- THE REQUEST
Look through the material and copy each line holding "Dust".

- Figure collection entries
[Begin]
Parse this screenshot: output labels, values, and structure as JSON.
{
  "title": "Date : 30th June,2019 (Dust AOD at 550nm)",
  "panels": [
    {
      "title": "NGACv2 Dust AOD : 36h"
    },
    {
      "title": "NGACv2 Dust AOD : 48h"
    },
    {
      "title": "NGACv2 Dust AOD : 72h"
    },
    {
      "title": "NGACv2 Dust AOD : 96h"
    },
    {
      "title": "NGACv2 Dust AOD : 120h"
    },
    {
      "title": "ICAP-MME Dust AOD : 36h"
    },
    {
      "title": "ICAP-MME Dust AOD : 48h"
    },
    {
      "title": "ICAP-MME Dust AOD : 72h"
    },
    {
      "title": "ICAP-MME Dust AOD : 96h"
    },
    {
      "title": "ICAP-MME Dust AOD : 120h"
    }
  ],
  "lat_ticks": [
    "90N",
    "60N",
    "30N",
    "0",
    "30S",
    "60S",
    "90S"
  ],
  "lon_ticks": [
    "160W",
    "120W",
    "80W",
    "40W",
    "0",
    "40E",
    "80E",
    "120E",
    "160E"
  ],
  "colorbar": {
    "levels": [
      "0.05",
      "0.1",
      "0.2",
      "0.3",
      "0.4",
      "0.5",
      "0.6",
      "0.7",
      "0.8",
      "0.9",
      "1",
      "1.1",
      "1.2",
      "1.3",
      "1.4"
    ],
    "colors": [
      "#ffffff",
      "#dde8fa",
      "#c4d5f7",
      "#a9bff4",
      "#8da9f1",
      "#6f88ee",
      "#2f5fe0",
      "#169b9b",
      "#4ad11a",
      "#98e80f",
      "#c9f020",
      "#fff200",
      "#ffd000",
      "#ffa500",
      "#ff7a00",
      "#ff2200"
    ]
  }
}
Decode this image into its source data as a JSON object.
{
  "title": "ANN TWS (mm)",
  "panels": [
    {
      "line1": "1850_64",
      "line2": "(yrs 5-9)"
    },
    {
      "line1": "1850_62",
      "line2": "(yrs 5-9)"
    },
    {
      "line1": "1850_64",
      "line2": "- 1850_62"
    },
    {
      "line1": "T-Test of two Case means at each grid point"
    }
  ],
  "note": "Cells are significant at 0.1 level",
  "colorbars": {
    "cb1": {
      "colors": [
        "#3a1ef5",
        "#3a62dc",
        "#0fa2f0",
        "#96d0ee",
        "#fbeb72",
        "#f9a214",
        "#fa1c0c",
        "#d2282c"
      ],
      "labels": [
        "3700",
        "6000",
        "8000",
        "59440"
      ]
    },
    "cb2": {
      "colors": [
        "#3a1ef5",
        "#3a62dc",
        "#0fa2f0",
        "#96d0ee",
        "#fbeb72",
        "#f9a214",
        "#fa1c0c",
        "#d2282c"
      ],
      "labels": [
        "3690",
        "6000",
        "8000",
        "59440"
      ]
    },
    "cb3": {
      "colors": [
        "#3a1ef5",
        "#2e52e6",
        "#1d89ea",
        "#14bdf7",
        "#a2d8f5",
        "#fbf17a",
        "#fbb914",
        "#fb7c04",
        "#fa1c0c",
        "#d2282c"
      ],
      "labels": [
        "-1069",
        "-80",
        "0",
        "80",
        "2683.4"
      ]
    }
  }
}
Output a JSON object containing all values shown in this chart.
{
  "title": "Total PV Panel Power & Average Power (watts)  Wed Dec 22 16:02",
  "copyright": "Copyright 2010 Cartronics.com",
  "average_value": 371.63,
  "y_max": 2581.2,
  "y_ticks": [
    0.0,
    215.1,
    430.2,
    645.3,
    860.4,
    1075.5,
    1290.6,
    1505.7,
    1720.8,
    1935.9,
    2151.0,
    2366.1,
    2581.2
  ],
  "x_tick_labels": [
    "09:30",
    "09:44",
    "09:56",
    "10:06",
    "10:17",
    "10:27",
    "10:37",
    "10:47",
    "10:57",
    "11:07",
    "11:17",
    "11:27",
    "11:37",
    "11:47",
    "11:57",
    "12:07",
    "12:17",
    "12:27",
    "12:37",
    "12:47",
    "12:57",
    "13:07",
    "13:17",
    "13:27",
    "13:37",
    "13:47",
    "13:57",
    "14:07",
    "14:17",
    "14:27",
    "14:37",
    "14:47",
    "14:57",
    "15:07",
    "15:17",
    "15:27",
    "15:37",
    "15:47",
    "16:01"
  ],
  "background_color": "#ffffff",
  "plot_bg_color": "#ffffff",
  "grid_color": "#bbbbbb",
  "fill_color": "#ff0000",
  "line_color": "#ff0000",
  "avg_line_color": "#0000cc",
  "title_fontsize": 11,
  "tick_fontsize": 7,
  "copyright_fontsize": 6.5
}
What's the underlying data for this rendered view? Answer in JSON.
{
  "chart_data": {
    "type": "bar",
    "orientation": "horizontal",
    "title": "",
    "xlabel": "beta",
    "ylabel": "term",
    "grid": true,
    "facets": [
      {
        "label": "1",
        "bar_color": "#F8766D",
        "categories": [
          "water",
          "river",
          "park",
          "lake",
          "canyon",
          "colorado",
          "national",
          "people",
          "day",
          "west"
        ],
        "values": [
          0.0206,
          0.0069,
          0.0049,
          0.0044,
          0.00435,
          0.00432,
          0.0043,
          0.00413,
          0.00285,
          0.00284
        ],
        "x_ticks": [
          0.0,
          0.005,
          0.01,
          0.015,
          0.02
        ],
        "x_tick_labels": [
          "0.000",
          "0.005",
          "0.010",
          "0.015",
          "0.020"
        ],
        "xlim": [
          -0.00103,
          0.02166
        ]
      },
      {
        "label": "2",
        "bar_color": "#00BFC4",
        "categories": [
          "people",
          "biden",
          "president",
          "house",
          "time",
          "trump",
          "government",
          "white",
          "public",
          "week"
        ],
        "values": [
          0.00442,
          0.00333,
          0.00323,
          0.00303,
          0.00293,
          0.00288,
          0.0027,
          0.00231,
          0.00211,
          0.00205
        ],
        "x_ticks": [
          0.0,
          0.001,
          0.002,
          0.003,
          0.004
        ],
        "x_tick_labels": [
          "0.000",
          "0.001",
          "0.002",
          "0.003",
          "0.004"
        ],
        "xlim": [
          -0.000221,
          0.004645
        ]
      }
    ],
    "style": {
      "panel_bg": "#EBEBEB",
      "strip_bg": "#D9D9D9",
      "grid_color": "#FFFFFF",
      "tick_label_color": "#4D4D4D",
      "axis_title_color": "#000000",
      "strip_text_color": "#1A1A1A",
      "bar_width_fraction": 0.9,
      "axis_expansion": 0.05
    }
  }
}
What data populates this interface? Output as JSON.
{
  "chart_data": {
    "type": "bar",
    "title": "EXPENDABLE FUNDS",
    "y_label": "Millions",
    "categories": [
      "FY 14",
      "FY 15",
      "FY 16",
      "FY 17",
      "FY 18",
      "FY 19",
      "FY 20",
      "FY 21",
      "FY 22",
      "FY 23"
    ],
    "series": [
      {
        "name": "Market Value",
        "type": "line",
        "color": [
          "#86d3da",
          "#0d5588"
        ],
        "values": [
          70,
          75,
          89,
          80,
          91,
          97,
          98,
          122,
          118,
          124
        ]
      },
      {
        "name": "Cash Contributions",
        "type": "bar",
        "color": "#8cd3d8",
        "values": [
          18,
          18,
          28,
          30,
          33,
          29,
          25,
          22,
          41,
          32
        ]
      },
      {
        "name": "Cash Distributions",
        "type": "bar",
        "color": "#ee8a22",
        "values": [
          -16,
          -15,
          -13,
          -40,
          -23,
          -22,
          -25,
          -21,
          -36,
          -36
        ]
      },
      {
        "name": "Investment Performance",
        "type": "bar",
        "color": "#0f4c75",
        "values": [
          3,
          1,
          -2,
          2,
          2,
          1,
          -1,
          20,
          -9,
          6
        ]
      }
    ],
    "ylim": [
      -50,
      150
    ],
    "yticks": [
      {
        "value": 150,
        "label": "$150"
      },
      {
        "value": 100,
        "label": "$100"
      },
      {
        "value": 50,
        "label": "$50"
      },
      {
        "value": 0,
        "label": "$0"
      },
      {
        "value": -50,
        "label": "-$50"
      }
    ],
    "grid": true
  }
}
[End]
- EXERCISE ANSWER
  "title": "Date : 30th June,2019 (Dust AOD at 550nm)",
      "title": "NGACv2 Dust AOD : 36h"
      "title": "NGACv2 Dust AOD : 48h"
      "title": "NGACv2 Dust AOD : 72h"
      "title": "NGACv2 Dust AOD : 96h"
      "title": "NGACv2 Dust AOD : 120h"
      "title": "ICAP-MME Dust AOD : 36h"
      "title": "ICAP-MME Dust AOD : 48h"
      "title": "ICAP-MME Dust AOD : 72h"
      "title": "ICAP-MME Dust AOD : 96h"
      "title": "ICAP-MME Dust AOD : 120h"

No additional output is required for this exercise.